----- DATASET

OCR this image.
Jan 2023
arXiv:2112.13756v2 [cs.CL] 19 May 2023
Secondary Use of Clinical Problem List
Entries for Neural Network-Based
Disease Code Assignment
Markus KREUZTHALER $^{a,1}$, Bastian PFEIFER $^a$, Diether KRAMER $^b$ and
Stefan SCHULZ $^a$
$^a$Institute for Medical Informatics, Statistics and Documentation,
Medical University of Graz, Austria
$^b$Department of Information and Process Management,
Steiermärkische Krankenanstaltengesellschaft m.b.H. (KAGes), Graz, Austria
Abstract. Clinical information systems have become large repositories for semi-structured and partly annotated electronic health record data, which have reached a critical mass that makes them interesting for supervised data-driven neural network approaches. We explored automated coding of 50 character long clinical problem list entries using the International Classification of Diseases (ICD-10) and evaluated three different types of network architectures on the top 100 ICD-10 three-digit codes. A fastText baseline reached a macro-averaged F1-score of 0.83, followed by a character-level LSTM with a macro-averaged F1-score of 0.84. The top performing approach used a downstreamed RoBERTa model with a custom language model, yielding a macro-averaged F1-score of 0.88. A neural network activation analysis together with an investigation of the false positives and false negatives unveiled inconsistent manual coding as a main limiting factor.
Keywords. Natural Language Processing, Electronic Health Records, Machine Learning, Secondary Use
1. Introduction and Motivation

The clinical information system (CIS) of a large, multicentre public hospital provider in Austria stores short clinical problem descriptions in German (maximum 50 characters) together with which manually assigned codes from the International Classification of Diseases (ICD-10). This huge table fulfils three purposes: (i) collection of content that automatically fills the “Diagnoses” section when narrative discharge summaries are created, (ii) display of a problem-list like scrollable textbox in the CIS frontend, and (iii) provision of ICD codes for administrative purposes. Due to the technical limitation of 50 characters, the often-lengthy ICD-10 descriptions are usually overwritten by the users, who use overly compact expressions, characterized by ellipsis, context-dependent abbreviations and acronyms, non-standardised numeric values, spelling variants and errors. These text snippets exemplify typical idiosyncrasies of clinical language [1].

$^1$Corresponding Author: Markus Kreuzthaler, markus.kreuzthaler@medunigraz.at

----------
----- DATASET

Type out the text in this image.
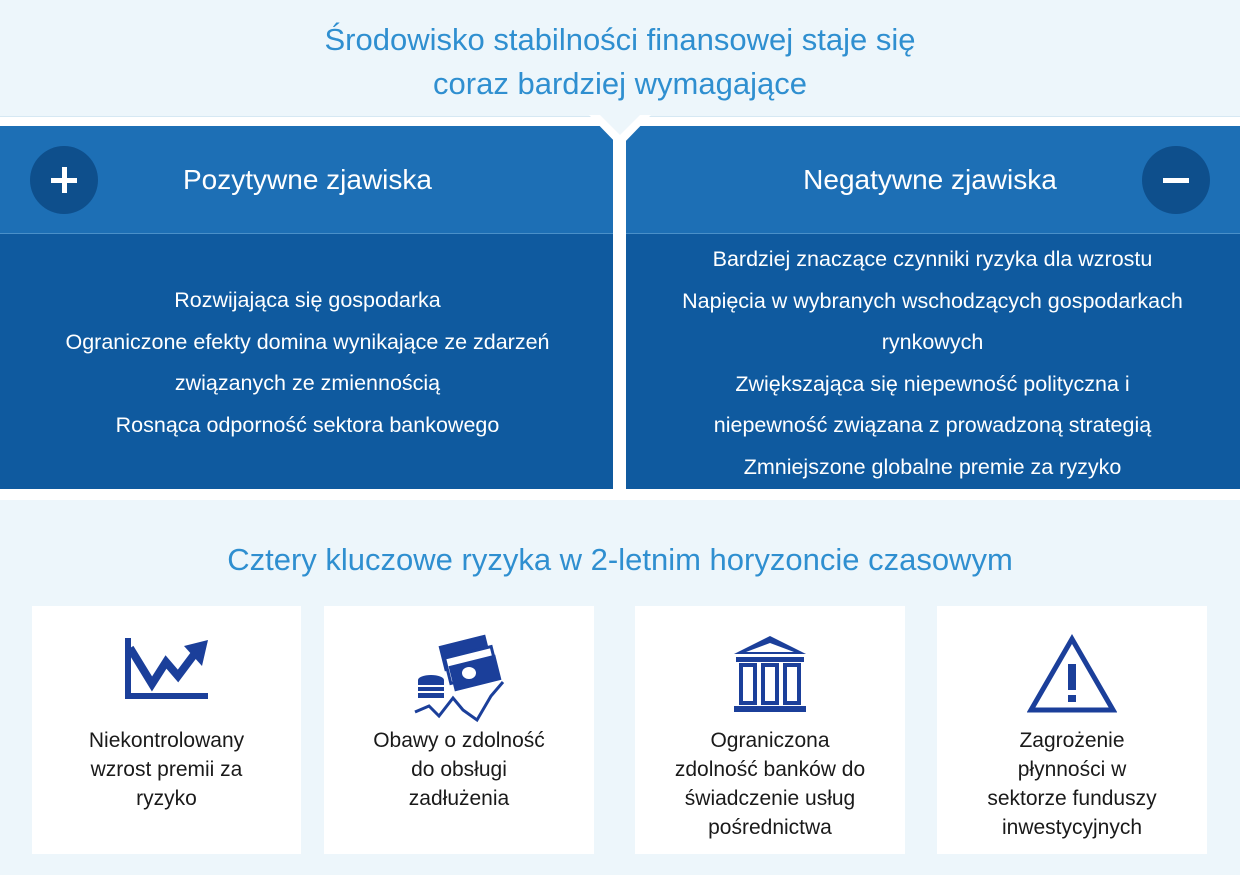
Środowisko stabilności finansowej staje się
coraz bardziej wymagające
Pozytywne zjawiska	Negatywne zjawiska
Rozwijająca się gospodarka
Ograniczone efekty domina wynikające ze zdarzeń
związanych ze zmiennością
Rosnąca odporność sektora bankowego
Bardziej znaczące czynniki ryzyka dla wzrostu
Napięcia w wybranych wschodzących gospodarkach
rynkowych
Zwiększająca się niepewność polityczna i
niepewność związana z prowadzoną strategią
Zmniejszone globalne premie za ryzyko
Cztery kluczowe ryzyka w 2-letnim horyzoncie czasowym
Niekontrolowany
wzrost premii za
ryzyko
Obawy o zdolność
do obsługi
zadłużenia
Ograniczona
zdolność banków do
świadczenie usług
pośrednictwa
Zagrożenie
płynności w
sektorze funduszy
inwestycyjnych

----------

_GIVEN PROBLEM:_ Select and copy every line from the records that includes the word "zdolność".

_REPLY TO THE EXERCISE:_
Obawy o zdolność
zdolność banków do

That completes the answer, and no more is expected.